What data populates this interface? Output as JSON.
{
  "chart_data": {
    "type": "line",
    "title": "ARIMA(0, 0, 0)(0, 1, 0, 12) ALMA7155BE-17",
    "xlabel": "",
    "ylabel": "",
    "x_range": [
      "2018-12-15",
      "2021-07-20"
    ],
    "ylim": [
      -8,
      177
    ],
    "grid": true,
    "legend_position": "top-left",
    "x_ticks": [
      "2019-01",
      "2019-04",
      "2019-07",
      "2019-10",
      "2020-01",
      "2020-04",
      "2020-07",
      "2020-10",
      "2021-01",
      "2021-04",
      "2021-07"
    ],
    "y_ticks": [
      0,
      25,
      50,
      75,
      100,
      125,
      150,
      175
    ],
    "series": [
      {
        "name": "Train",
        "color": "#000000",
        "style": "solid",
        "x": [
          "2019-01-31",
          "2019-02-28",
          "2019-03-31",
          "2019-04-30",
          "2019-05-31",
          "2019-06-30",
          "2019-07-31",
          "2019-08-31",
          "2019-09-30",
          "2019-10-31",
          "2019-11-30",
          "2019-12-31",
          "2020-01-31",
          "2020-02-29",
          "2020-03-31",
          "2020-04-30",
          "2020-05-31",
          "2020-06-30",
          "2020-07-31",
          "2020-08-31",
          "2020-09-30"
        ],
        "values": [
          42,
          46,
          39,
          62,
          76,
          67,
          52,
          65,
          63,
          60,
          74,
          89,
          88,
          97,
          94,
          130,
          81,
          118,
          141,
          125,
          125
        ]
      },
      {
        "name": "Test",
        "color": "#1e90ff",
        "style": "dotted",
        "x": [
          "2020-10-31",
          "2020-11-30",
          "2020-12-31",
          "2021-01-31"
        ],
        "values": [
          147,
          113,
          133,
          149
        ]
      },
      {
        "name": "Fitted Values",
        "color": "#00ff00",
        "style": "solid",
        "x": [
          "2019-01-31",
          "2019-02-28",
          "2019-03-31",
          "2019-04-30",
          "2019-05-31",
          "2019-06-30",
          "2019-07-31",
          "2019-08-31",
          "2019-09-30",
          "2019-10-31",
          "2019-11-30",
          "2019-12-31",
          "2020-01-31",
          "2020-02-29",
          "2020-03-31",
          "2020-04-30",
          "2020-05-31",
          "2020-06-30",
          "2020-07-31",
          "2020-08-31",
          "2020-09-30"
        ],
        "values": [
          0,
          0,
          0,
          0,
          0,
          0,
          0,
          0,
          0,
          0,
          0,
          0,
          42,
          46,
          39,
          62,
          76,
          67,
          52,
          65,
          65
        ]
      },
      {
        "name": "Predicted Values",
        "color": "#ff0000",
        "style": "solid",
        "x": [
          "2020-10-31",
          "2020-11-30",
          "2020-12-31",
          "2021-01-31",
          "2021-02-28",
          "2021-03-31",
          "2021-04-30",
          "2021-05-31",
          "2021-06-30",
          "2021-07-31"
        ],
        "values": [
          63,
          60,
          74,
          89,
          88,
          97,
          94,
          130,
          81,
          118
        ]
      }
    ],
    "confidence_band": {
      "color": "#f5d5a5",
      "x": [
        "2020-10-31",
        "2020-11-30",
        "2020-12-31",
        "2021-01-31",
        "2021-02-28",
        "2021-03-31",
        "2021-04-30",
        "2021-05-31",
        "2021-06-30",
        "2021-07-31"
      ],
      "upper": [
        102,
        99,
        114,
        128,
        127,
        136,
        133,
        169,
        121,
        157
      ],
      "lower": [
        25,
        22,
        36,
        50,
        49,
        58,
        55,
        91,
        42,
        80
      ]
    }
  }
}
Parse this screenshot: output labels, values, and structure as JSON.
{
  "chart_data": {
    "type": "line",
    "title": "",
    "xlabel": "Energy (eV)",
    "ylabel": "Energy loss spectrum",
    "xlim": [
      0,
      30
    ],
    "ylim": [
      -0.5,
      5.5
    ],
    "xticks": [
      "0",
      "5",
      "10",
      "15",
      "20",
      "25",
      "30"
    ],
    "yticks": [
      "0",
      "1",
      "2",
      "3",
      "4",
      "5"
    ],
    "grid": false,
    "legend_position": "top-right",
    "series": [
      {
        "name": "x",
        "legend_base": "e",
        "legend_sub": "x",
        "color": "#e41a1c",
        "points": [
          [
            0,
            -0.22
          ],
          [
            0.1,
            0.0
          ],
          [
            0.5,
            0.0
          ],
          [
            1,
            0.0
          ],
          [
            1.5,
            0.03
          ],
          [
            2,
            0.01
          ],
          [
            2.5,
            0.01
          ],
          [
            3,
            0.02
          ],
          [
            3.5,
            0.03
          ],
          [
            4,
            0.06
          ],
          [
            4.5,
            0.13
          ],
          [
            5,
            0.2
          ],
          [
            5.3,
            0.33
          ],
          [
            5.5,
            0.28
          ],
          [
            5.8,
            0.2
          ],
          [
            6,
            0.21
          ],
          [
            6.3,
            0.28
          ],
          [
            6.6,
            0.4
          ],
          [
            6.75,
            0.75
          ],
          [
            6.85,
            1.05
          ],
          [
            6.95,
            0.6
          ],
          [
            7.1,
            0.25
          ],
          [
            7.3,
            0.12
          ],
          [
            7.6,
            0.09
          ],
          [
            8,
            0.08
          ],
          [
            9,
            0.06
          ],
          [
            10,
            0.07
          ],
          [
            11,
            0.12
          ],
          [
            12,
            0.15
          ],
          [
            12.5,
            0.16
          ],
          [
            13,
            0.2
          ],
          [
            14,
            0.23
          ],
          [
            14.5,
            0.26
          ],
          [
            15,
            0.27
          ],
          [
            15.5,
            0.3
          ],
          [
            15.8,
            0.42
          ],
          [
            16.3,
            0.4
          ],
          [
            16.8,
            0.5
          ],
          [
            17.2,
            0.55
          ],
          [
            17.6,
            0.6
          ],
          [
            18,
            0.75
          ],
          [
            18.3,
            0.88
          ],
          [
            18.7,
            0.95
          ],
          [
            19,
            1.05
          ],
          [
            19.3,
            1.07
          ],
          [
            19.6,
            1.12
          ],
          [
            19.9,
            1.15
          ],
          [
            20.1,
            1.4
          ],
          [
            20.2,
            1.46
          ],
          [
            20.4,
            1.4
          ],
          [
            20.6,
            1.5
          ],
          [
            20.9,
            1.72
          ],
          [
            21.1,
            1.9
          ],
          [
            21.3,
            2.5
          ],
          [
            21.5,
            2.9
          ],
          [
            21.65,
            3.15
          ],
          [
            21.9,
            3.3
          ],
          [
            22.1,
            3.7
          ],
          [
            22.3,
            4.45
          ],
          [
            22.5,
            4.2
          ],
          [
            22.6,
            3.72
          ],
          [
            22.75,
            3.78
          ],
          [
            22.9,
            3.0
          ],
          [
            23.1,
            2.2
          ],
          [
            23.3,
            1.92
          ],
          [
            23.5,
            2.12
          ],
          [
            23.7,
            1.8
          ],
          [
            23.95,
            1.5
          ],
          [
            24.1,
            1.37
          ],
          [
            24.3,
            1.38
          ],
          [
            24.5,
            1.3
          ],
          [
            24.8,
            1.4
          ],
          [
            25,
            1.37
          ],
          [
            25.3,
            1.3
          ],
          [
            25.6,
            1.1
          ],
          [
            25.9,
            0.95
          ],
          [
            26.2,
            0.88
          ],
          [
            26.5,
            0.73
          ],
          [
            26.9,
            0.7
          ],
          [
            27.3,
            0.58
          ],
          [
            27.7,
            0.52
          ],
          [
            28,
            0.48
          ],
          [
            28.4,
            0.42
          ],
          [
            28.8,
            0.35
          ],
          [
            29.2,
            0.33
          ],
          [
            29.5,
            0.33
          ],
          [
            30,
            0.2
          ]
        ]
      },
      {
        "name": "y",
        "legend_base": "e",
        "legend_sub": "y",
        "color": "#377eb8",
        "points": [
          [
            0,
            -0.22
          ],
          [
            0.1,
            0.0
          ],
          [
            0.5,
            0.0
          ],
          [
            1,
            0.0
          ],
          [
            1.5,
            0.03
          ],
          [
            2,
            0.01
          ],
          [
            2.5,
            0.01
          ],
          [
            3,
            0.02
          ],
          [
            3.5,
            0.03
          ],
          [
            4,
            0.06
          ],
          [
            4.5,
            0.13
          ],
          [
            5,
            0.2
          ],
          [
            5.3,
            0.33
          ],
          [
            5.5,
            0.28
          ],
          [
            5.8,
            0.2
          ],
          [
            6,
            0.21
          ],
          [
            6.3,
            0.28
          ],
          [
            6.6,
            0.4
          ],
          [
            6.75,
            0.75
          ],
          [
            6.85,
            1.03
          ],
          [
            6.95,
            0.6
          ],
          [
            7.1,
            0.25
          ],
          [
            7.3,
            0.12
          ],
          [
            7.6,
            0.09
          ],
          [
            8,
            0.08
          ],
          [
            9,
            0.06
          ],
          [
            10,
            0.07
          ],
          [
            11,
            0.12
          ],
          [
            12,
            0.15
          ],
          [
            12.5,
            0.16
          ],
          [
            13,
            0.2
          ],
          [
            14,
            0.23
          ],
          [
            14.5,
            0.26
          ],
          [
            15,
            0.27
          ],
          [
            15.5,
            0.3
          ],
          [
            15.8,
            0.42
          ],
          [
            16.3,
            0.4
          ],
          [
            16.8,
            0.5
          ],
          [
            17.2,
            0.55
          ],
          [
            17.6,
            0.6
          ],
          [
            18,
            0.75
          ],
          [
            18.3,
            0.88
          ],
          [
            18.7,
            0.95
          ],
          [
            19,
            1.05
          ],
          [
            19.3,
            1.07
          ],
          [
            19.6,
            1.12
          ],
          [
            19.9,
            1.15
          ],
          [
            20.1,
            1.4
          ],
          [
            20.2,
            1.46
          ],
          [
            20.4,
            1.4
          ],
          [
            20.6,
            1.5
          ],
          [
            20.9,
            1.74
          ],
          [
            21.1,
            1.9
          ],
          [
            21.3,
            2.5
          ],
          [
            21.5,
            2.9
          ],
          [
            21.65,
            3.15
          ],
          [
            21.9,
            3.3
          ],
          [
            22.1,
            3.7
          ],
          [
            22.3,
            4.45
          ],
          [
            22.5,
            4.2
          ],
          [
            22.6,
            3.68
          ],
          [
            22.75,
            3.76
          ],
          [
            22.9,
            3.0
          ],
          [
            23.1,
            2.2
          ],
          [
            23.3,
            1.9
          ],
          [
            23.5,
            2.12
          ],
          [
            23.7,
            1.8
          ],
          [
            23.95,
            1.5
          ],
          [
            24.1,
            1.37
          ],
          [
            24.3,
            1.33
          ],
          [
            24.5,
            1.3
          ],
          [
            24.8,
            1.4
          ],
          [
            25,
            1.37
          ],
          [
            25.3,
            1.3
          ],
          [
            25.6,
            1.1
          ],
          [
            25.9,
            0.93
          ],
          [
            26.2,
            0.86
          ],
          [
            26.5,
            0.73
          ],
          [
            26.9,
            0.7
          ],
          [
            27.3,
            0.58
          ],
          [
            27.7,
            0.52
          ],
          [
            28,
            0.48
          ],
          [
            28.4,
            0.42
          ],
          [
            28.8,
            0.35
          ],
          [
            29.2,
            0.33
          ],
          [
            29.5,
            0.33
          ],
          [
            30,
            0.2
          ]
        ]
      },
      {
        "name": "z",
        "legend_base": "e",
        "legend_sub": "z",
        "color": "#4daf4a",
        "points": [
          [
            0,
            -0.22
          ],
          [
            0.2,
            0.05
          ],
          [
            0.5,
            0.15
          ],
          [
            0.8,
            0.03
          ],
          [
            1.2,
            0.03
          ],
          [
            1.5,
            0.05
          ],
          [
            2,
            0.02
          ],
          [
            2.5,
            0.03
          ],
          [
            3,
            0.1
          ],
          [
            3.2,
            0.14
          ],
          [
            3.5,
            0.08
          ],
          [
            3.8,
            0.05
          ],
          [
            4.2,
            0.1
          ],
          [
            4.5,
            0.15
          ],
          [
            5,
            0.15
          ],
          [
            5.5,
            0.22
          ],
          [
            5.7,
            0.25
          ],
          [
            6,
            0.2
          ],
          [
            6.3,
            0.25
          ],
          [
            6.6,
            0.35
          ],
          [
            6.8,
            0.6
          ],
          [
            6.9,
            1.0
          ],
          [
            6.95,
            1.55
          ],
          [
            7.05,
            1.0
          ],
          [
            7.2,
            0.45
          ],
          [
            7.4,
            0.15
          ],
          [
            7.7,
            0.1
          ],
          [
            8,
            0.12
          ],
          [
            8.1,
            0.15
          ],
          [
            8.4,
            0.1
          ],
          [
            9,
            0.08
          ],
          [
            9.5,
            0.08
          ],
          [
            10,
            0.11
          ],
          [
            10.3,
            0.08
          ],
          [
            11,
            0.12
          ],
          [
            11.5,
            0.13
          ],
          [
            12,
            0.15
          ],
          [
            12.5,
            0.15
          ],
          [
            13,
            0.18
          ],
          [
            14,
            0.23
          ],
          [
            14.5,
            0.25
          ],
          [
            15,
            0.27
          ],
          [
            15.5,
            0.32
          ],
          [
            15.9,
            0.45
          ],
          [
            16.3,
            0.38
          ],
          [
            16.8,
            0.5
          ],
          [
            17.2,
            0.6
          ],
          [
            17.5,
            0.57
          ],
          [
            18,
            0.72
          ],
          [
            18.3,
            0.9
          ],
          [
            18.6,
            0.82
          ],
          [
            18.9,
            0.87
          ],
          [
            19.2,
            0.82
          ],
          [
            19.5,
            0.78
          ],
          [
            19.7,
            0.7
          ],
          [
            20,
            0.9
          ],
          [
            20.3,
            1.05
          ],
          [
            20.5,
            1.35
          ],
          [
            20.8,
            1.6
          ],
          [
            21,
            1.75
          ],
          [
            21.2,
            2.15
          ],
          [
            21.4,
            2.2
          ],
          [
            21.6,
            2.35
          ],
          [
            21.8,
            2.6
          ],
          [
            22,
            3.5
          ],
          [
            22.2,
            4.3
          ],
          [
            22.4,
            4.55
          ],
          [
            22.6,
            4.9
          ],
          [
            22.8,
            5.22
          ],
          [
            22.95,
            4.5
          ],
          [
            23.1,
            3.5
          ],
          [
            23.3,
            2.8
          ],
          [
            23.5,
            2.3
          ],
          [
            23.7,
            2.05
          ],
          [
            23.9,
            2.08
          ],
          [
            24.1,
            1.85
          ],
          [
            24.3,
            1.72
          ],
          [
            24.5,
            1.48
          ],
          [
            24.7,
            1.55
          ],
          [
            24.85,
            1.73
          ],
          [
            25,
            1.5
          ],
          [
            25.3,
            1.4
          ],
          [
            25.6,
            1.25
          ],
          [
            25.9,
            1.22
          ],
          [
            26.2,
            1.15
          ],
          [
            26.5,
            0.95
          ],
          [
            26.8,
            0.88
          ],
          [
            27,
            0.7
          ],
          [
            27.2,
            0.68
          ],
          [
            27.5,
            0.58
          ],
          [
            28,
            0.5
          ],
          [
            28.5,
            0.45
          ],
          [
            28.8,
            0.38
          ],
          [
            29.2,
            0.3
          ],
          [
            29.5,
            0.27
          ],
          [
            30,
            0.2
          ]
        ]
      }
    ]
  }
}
• • • • • • •
▶ **YOUR OBJECTIVE**
In the records above, collect each line with "name".

▶ **ANSWER TO THIS EXERCISE**
        "name": "Train",
        "name": "Test",
        "name": "Fitted Values",
        "name": "Predicted Values",
        "name": "x",
        "name": "y",
        "name": "z",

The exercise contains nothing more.